*** DATA

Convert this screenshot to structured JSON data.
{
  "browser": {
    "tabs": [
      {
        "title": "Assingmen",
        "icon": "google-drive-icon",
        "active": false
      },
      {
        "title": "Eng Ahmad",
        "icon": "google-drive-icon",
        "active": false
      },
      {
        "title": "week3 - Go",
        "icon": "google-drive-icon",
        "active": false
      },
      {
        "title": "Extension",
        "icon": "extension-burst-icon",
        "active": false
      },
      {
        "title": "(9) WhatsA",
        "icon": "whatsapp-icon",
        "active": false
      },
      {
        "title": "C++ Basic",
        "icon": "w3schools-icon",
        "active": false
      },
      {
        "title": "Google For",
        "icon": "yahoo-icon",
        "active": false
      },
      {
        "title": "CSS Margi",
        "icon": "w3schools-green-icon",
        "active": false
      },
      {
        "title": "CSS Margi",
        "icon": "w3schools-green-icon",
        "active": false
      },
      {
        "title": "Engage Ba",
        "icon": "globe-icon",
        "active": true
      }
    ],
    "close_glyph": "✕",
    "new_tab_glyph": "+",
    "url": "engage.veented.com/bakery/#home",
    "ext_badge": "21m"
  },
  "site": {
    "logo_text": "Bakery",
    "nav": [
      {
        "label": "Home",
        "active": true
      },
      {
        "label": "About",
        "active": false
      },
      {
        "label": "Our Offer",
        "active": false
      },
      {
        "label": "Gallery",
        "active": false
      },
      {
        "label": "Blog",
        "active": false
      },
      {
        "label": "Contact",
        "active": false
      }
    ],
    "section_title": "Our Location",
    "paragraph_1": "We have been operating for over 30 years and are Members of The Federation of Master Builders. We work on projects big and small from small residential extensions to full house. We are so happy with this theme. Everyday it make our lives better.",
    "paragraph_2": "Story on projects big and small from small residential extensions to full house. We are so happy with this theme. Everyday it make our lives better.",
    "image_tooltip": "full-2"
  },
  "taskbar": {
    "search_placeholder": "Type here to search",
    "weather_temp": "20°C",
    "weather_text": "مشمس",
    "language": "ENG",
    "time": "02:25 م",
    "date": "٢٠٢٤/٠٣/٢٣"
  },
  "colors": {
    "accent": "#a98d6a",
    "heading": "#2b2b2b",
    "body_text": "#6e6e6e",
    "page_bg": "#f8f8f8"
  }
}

******

§ WHAT THE EXERCISE ASKS:
Your task is to quote all of the data word for word.

§ REPLY TO THE TASK:
Convert this screenshot to structured JSON data.
{
  "browser": {
    "tabs": [
      {
        "title": "Assingmen",
        "icon": "google-drive-icon",
        "active": false
      },
      {
        "title": "Eng Ahmad",
        "icon": "google-drive-icon",
        "active": false
      },
      {
        "title": "week3 - Go",
        "icon": "google-drive-icon",
        "active": false
      },
      {
        "title": "Extension",
        "icon": "extension-burst-icon",
        "active": false
      },
      {
        "title": "(9) WhatsA",
        "icon": "whatsapp-icon",
        "active": false
      },
      {
        "title": "C++ Basic",
        "icon": "w3schools-icon",
        "active": false
      },
      {
        "title": "Google For",
        "icon": "yahoo-icon",
        "active": false
      },
      {
        "title": "CSS Margi",
        "icon": "w3schools-green-icon",
        "active": false
      },
      {
        "title": "CSS Margi",
        "icon": "w3schools-green-icon",
        "active": false
      },
      {
        "title": "Engage Ba",
        "icon": "globe-icon",
        "active": true
      }
    ],
    "close_glyph": "✕",
    "new_tab_glyph": "+",
    "url": "engage.veented.com/bakery/#home",
    "ext_badge": "21m"
  },
  "site": {
    "logo_text": "Bakery",
    "nav": [
      {
        "label": "Home",
        "active": true
      },
      {
        "label": "About",
        "active": false
      },
      {
        "label": "Our Offer",
        "active": false
      },
      {
        "label": "Gallery",
        "active": false
      },
      {
        "label": "Blog",
        "active": false
      },
      {
        "label": "Contact",
        "active": false
      }
    ],
    "section_title": "Our Location",
    "paragraph_1": "We have been operating for over 30 years and are Members of The Federation of Master Builders. We work on projects big and small from small residential extensions to full house. We are so happy with this theme. Everyday it make our lives better.",
    "paragraph_2": "Story on projects big and small from small residential extensions to full house. We are so happy with this theme. Everyday it make our lives better.",
    "image_tooltip": "full-2"
  },
  "taskbar": {
    "search_placeholder": "Type here to search",
    "weather_temp": "20°C",
    "weather_text": "مشمس",
    "language": "ENG",
    "time": "02:25 م",
    "date": "٢٠٢٤/٠٣/٢٣"
  },
  "colors": {
    "accent": "#a98d6a",
    "heading": "#2b2b2b",
    "body_text": "#6e6e6e",
    "page_bg": "#f8f8f8"
  }
}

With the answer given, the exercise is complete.